--- start of EXCERPTED DATA ---
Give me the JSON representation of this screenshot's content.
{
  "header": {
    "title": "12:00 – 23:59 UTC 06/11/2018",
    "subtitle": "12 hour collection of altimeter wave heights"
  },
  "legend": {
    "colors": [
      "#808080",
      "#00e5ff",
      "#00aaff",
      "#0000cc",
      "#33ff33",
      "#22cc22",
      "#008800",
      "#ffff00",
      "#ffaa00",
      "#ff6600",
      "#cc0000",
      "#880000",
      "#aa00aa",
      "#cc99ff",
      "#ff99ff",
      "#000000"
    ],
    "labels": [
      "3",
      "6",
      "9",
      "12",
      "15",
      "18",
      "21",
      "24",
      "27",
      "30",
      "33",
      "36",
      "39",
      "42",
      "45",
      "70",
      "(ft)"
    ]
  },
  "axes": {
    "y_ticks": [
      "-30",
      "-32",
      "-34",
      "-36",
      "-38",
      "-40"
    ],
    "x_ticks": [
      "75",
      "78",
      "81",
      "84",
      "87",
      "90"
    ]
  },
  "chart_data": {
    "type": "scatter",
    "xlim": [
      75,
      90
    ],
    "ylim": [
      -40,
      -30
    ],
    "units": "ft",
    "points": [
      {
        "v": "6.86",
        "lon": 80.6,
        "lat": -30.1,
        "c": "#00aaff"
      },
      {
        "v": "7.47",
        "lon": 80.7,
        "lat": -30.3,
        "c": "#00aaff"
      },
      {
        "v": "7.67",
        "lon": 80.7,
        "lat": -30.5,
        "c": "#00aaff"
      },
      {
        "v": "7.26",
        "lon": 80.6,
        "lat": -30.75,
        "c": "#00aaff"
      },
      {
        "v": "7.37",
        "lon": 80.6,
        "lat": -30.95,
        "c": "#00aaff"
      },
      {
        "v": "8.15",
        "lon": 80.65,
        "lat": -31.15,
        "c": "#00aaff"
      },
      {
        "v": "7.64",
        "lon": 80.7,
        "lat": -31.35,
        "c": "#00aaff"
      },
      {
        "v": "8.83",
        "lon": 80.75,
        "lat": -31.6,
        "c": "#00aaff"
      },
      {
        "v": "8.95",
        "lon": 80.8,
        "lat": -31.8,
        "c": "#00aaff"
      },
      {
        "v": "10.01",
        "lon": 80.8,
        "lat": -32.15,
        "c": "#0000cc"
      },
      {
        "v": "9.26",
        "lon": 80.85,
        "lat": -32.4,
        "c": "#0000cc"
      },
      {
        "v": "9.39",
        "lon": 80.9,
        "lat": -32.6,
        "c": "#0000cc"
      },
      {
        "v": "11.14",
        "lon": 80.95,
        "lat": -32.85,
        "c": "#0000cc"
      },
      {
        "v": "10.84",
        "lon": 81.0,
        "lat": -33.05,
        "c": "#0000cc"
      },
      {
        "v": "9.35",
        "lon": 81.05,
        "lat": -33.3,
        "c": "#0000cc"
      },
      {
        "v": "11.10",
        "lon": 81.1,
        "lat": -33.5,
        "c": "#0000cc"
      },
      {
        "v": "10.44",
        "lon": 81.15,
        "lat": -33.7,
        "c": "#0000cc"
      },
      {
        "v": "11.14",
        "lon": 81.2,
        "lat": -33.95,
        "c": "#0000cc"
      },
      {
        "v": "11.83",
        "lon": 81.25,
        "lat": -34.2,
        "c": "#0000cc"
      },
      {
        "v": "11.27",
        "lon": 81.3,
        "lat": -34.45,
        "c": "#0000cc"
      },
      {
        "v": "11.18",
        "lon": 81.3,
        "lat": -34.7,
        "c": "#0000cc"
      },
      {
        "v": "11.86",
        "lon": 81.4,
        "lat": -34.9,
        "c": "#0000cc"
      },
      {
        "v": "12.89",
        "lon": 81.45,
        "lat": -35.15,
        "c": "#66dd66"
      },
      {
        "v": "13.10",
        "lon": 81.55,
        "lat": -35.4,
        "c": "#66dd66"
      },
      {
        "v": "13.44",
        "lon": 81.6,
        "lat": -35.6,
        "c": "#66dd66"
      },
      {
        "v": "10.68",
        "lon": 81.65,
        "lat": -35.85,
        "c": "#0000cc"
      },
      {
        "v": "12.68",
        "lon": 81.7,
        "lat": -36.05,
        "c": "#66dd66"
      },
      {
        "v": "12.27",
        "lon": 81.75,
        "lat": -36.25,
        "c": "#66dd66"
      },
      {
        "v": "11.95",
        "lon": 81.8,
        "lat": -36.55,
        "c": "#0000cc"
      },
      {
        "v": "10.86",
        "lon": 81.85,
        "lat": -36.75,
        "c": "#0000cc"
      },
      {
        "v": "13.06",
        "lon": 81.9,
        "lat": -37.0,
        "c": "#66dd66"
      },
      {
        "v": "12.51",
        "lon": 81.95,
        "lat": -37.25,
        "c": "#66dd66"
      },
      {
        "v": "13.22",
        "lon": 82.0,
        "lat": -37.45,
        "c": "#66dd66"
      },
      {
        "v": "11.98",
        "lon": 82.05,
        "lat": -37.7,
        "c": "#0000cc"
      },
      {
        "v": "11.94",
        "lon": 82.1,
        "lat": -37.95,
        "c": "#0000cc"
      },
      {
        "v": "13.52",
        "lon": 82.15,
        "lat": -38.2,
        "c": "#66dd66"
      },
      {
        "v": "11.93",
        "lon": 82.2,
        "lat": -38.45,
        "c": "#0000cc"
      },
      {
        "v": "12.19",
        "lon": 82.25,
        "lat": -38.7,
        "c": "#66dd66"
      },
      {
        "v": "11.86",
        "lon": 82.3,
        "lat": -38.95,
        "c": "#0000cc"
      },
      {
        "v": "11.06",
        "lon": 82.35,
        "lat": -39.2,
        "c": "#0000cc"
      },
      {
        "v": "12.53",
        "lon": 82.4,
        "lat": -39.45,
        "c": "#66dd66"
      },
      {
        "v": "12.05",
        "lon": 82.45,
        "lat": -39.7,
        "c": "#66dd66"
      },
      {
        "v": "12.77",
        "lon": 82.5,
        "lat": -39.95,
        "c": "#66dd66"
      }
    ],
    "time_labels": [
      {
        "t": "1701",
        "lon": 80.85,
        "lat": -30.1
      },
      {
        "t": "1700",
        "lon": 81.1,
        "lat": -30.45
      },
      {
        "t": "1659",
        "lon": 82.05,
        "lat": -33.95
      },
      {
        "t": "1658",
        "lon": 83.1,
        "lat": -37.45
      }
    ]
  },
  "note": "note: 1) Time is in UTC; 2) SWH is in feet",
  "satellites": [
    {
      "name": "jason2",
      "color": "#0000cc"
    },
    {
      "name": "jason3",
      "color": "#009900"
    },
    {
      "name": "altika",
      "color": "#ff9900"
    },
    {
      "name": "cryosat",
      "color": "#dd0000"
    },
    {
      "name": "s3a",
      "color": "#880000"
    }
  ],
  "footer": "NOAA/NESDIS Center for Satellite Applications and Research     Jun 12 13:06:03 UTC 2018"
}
--- end of EXCERPTED DATA ---
--- start of EXCERPTED DATA ---
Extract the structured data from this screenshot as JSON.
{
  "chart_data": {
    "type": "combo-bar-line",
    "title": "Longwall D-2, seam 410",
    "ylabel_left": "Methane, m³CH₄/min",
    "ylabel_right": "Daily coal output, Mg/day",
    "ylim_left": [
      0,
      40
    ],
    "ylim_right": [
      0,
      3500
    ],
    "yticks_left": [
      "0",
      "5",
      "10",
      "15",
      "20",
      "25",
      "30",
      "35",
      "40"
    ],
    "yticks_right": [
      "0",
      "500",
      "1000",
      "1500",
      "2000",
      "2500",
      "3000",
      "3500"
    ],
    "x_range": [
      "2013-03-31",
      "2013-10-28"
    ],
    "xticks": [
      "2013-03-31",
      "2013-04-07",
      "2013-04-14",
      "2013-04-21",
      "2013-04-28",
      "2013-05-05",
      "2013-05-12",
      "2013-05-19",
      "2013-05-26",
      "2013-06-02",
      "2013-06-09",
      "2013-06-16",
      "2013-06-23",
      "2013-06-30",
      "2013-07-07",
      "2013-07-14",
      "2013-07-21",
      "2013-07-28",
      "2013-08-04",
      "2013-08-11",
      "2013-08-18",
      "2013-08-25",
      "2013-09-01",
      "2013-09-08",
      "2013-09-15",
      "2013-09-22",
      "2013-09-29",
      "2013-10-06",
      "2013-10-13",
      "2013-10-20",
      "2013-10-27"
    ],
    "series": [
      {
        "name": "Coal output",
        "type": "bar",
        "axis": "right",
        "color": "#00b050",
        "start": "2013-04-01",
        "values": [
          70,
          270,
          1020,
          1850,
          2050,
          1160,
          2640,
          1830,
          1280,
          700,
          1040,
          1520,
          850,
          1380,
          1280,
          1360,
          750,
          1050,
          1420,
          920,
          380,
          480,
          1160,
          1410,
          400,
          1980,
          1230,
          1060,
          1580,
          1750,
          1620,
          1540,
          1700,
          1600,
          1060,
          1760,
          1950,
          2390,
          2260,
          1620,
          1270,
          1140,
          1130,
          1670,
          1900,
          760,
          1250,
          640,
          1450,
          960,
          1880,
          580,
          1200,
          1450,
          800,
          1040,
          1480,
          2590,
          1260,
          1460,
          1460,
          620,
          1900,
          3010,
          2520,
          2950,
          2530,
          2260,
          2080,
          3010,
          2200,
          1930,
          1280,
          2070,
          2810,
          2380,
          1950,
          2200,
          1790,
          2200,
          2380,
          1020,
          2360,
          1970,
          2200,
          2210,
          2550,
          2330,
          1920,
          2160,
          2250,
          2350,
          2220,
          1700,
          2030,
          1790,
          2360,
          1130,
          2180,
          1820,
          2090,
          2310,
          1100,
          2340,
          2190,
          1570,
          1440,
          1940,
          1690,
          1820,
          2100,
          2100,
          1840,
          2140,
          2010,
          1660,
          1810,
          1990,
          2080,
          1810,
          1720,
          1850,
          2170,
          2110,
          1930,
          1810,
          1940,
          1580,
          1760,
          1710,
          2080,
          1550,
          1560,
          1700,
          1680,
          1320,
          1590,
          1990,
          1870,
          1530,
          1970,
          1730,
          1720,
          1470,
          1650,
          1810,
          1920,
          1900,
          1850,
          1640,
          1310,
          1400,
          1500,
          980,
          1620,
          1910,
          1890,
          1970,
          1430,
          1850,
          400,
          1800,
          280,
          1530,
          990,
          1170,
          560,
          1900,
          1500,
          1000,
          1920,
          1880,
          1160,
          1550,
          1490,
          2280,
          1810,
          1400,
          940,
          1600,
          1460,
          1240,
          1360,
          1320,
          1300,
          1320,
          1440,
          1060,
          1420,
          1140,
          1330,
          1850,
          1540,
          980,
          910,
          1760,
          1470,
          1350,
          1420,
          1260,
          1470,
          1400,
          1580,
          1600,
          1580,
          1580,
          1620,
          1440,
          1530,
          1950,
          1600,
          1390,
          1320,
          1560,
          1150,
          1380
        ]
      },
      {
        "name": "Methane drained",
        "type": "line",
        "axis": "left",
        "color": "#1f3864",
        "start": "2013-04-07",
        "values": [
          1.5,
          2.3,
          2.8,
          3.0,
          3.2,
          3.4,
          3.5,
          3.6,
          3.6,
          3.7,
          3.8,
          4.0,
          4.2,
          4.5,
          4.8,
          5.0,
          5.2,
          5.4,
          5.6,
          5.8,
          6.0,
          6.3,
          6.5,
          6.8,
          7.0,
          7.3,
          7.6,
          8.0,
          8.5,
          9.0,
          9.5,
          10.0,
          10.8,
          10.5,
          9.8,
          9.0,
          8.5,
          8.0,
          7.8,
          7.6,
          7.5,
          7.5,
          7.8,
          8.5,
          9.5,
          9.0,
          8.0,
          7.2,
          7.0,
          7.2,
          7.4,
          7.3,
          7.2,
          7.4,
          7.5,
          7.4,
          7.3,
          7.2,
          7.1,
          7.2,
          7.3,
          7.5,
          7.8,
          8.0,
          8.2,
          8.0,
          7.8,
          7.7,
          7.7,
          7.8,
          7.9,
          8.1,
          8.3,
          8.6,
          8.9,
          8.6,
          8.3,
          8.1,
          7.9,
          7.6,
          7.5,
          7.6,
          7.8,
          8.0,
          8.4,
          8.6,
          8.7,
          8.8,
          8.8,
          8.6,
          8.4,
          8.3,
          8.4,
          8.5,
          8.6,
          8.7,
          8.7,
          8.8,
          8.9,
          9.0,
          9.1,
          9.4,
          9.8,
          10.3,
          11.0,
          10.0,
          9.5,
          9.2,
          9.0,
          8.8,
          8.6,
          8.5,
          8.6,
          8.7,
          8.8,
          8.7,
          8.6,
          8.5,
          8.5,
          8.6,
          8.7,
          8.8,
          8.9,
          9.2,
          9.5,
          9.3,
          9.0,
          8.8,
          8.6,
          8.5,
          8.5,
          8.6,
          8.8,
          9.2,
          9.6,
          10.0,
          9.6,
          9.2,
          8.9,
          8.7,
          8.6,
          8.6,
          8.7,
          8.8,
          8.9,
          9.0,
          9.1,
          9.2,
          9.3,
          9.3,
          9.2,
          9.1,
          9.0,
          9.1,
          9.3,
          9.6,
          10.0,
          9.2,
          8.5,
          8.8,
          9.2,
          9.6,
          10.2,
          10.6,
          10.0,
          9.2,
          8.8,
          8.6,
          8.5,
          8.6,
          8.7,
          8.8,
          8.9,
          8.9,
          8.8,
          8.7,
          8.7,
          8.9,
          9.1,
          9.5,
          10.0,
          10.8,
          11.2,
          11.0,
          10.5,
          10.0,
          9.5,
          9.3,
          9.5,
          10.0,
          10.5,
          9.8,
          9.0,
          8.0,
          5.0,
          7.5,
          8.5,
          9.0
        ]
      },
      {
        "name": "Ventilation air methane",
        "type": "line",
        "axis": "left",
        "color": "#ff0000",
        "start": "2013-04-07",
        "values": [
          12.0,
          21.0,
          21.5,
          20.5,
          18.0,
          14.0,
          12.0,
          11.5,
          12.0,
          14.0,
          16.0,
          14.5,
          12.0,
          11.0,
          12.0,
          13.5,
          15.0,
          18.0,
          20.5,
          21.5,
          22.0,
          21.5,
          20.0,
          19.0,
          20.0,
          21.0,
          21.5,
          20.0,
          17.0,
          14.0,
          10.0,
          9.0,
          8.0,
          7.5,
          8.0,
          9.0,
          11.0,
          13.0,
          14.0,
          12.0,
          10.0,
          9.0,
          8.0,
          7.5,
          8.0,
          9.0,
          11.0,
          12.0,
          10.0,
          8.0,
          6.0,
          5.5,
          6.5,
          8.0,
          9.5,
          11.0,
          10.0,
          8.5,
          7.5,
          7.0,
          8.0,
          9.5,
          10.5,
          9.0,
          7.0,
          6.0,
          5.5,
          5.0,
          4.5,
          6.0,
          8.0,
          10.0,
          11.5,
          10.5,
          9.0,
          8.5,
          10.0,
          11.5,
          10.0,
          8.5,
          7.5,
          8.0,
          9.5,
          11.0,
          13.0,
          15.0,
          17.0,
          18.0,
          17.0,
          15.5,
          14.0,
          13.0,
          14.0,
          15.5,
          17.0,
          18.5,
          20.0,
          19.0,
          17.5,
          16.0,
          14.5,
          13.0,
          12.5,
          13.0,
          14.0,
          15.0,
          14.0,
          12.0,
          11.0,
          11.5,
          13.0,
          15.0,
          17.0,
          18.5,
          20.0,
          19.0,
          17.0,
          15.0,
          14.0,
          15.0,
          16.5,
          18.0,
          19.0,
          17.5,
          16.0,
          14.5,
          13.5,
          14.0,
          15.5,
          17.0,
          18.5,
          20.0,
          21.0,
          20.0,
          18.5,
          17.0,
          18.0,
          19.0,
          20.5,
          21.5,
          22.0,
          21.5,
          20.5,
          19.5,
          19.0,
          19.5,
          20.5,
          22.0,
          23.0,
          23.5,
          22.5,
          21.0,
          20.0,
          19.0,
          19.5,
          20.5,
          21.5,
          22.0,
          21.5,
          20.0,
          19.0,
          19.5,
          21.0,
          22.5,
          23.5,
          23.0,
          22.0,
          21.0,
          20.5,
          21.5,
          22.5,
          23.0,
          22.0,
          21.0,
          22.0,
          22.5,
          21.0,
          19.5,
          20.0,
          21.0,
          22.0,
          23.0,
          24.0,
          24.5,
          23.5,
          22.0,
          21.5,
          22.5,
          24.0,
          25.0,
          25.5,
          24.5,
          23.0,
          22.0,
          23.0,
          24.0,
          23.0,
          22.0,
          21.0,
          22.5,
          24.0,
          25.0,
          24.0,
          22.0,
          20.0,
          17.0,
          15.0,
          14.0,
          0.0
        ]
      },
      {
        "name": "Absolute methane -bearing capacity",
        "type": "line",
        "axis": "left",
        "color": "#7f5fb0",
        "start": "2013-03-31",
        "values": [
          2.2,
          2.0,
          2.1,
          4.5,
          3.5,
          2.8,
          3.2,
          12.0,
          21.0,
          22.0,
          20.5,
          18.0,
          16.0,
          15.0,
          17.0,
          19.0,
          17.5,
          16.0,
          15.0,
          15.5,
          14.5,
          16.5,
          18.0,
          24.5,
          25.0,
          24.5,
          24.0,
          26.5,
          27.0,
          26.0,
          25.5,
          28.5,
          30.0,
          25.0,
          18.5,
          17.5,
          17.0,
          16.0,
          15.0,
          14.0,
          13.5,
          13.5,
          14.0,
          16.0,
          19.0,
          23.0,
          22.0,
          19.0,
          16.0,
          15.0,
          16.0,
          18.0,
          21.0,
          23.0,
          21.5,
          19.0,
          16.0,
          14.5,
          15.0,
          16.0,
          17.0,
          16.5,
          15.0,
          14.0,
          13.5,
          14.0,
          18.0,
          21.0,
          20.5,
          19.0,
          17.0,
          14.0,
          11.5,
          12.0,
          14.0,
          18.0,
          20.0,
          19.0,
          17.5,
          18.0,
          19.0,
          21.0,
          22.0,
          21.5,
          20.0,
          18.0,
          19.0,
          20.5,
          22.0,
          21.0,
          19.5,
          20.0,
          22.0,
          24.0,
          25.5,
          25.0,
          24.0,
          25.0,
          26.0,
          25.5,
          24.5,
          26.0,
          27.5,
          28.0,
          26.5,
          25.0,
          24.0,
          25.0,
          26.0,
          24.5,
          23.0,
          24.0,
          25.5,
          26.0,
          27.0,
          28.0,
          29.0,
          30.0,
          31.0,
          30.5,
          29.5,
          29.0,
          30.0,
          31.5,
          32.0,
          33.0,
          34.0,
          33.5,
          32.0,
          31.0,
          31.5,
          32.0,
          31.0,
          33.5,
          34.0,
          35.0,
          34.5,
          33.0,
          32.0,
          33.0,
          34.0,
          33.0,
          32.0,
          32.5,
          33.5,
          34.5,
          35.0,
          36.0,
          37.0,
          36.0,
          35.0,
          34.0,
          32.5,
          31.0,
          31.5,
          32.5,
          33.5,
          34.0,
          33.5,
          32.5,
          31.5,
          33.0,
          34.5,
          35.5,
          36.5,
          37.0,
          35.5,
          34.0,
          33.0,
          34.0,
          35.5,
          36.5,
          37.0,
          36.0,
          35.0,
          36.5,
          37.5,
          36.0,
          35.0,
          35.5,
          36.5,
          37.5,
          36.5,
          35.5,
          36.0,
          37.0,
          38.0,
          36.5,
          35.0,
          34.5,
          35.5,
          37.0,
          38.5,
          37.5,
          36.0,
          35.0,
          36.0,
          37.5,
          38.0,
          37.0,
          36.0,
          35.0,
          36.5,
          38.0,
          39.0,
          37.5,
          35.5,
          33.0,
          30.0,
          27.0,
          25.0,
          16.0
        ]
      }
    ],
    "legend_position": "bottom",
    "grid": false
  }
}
--- end of EXCERPTED DATA ---
◆ **TASK DESCRIPTION**
Report the count of lines in the entries that contain the string "name", and nothing besides it.

◆ **REPLY TO THE EXERCISE**
9